_Aim:_ Extract each line where the string "headline" shows up.

--------------------

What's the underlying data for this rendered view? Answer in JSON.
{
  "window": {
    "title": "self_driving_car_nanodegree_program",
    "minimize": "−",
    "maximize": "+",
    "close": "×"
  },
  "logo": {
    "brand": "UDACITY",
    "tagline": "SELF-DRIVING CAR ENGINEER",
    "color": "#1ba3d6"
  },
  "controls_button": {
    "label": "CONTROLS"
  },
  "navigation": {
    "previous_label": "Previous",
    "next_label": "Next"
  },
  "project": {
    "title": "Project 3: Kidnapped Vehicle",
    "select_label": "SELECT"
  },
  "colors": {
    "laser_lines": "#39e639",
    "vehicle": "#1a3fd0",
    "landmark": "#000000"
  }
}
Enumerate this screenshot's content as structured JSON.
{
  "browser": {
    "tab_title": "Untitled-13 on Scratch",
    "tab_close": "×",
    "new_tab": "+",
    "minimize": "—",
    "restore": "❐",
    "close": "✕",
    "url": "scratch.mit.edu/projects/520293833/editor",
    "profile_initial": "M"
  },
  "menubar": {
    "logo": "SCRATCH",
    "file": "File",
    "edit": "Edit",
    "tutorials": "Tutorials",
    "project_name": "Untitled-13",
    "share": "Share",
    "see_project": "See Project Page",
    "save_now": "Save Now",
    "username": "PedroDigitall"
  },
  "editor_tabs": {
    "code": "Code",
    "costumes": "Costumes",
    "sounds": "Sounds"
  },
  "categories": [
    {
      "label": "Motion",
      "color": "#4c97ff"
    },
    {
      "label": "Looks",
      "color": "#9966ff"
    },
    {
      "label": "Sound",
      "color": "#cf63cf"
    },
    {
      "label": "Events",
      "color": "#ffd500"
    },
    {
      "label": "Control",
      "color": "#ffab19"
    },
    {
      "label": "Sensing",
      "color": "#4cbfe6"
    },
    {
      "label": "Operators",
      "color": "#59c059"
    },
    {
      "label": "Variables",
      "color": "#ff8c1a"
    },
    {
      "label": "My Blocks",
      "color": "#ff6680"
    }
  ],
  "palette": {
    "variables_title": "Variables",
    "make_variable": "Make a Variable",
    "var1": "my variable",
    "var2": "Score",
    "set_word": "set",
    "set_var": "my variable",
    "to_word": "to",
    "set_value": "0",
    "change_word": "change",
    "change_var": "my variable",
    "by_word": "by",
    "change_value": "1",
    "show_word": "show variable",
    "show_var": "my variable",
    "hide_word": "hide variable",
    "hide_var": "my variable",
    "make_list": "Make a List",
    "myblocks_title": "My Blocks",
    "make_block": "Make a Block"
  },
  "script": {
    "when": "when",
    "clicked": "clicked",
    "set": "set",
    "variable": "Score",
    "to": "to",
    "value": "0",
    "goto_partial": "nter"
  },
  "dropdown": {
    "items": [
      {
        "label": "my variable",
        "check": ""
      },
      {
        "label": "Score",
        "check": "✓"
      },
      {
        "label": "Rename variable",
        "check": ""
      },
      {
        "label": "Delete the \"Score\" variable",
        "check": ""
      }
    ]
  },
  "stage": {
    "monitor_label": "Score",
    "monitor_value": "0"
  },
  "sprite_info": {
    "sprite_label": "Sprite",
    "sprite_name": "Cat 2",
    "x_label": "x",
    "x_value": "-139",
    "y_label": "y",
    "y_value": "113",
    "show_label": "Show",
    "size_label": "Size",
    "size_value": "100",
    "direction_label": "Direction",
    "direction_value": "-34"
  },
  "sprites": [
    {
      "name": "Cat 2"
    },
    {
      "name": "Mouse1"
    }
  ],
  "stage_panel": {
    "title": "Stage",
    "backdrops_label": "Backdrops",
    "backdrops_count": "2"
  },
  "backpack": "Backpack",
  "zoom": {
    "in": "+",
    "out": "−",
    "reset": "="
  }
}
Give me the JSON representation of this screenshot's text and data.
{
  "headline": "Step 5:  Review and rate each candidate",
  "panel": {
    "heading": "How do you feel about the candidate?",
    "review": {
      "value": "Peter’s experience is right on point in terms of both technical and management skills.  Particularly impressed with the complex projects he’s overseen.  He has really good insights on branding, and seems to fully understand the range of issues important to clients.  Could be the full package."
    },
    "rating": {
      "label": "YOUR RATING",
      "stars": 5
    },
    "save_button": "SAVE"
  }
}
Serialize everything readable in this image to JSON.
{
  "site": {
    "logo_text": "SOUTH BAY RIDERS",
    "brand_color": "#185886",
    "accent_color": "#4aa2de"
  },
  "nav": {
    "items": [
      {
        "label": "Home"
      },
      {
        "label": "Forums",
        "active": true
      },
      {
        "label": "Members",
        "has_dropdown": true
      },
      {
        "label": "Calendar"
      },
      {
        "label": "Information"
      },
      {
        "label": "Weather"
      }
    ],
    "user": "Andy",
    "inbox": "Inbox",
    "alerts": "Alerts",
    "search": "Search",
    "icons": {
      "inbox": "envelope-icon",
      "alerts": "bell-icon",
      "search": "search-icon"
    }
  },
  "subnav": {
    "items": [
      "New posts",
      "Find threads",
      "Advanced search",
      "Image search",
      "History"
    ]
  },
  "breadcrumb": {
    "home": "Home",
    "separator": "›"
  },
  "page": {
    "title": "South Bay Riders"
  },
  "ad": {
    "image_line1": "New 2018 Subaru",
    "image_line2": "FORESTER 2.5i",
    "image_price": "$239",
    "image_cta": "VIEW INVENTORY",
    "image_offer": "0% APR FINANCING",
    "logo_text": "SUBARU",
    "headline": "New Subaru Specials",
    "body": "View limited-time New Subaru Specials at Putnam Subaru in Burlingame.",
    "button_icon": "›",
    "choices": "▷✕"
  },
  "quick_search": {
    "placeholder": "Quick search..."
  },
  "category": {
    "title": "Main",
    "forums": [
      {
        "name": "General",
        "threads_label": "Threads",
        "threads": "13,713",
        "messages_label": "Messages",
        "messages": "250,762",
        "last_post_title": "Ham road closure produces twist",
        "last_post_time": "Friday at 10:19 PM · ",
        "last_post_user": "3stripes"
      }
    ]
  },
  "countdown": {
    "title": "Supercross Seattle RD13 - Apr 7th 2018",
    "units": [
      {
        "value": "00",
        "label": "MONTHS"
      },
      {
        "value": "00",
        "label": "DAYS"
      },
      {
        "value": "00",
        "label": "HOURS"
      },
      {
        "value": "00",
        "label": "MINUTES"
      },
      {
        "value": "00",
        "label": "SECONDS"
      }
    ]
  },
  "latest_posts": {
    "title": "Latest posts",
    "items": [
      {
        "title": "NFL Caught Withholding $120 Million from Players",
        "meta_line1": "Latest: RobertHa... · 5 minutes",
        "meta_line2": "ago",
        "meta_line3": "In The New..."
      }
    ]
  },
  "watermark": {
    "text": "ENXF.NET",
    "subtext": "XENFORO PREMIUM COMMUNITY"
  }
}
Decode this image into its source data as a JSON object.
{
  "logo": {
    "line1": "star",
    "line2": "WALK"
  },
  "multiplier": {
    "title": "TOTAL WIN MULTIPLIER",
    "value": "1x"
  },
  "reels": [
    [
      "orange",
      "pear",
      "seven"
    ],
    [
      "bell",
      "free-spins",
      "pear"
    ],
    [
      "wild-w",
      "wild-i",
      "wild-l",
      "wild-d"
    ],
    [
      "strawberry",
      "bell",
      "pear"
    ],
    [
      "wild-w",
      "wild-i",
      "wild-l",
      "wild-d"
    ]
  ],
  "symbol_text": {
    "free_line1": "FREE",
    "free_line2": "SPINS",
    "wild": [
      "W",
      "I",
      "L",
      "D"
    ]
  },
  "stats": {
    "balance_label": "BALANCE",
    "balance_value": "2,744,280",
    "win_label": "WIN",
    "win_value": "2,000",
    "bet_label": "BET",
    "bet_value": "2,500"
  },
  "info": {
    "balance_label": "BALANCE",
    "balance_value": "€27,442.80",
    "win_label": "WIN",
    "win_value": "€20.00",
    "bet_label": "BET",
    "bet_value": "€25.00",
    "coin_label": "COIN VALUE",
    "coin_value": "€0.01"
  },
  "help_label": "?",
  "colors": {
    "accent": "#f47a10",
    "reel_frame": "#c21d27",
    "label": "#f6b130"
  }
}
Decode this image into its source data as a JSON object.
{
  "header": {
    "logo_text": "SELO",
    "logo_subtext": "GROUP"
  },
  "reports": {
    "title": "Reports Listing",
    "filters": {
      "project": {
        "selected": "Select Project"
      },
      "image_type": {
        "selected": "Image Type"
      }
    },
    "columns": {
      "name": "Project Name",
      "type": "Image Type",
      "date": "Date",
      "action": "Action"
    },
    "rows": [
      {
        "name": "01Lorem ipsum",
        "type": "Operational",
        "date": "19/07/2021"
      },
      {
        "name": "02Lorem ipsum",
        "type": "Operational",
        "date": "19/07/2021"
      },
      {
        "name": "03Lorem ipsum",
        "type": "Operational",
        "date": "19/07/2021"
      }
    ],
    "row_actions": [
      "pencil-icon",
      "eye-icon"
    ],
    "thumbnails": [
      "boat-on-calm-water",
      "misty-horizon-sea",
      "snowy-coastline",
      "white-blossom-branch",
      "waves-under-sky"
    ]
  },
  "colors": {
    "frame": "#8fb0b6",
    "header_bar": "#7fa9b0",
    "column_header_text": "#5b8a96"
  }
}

--------------------

_Completed exercise:_
  "headline": "Step 5:  Review and rate each candidate",
    "headline": "New Subaru Specials",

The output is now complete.